## BEGIN Task material

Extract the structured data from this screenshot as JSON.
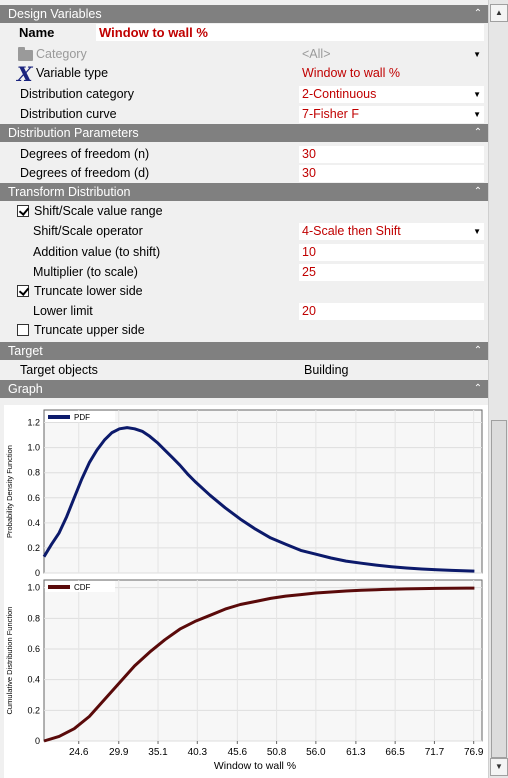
{
  "sections": {
    "design_variables": "Design Variables",
    "distribution_parameters": "Distribution Parameters",
    "transform_distribution": "Transform Distribution",
    "target": "Target",
    "graph": "Graph"
  },
  "design": {
    "name_label": "Name",
    "name_value": "Window to wall %",
    "category_label": "Category",
    "category_value": "<All>",
    "variable_type_label": "Variable type",
    "variable_type_value": "Window to wall %",
    "distribution_category_label": "Distribution category",
    "distribution_category_value": "2-Continuous",
    "distribution_curve_label": "Distribution curve",
    "distribution_curve_value": "7-Fisher F"
  },
  "parameters": {
    "dof_n_label": "Degrees of freedom (n)",
    "dof_n_value": "30",
    "dof_d_label": "Degrees of freedom (d)",
    "dof_d_value": "30"
  },
  "transform": {
    "shift_scale_label": "Shift/Scale value range",
    "shift_scale_checked": true,
    "operator_label": "Shift/Scale operator",
    "operator_value": "4-Scale then Shift",
    "addition_label": "Addition value (to shift)",
    "addition_value": "10",
    "multiplier_label": "Multiplier (to scale)",
    "multiplier_value": "25",
    "truncate_lower_label": "Truncate lower side",
    "truncate_lower_checked": true,
    "lower_limit_label": "Lower limit",
    "lower_limit_value": "20",
    "truncate_upper_label": "Truncate upper side",
    "truncate_upper_checked": false
  },
  "target": {
    "objects_label": "Target objects",
    "objects_value": "Building"
  },
  "colors": {
    "pdf_line": "#0c1a6b",
    "cdf_line": "#5a0a0a",
    "header_bg": "#808080",
    "value_red": "#c00000"
  },
  "chart_data": [
    {
      "type": "line",
      "ylabel": "Probability Density Function",
      "legend": [
        "PDF"
      ],
      "legend_position": "top-left",
      "grid": true,
      "xlim": [
        20,
        78
      ],
      "ylim": [
        0,
        1.3
      ],
      "yticks": [
        0,
        0.2,
        0.4,
        0.6,
        0.8,
        1.0,
        1.2
      ],
      "series": [
        {
          "name": "PDF",
          "x": [
            20,
            21,
            22,
            23,
            24,
            25,
            26,
            27,
            28,
            29,
            30,
            31,
            32,
            33,
            34,
            35,
            36,
            37,
            38,
            39,
            40,
            42,
            44,
            46,
            48,
            50,
            52,
            54,
            56,
            58,
            60,
            62,
            64,
            66,
            68,
            70,
            72,
            74,
            76,
            77
          ],
          "values": [
            0.13,
            0.23,
            0.32,
            0.45,
            0.6,
            0.75,
            0.88,
            0.98,
            1.06,
            1.12,
            1.15,
            1.16,
            1.15,
            1.13,
            1.09,
            1.04,
            0.98,
            0.92,
            0.86,
            0.79,
            0.73,
            0.62,
            0.52,
            0.43,
            0.35,
            0.28,
            0.23,
            0.18,
            0.15,
            0.12,
            0.095,
            0.078,
            0.063,
            0.05,
            0.04,
            0.032,
            0.026,
            0.021,
            0.017,
            0.015
          ]
        }
      ]
    },
    {
      "type": "line",
      "ylabel": "Cumulative Distribution Function",
      "xlabel": "Window to wall %",
      "legend": [
        "CDF"
      ],
      "legend_position": "top-left",
      "grid": true,
      "xlim": [
        20,
        78
      ],
      "ylim": [
        0,
        1.05
      ],
      "yticks": [
        0,
        0.2,
        0.4,
        0.6,
        0.8,
        1.0
      ],
      "xticks": [
        "24.6",
        "29.9",
        "35.1",
        "40.3",
        "45.6",
        "50.8",
        "56.0",
        "61.3",
        "66.5",
        "71.7",
        "76.9"
      ],
      "series": [
        {
          "name": "CDF",
          "x": [
            20,
            22,
            24,
            26,
            28,
            30,
            32,
            34,
            36,
            38,
            40,
            42,
            44,
            46,
            48,
            50,
            52,
            54,
            56,
            58,
            60,
            62,
            64,
            66,
            68,
            70,
            72,
            74,
            76,
            77
          ],
          "values": [
            0.0,
            0.03,
            0.08,
            0.16,
            0.27,
            0.38,
            0.49,
            0.58,
            0.66,
            0.73,
            0.78,
            0.82,
            0.86,
            0.89,
            0.91,
            0.93,
            0.945,
            0.955,
            0.965,
            0.972,
            0.978,
            0.983,
            0.987,
            0.99,
            0.992,
            0.994,
            0.995,
            0.996,
            0.997,
            0.997
          ]
        }
      ]
    }
  ]
}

## END Task material

Short exercise:
Find and copy each line above that includes the string "ylabel".

Solution to the problem:
      "ylabel": "Probability Density Function",
      "ylabel": "Cumulative Distribution Function",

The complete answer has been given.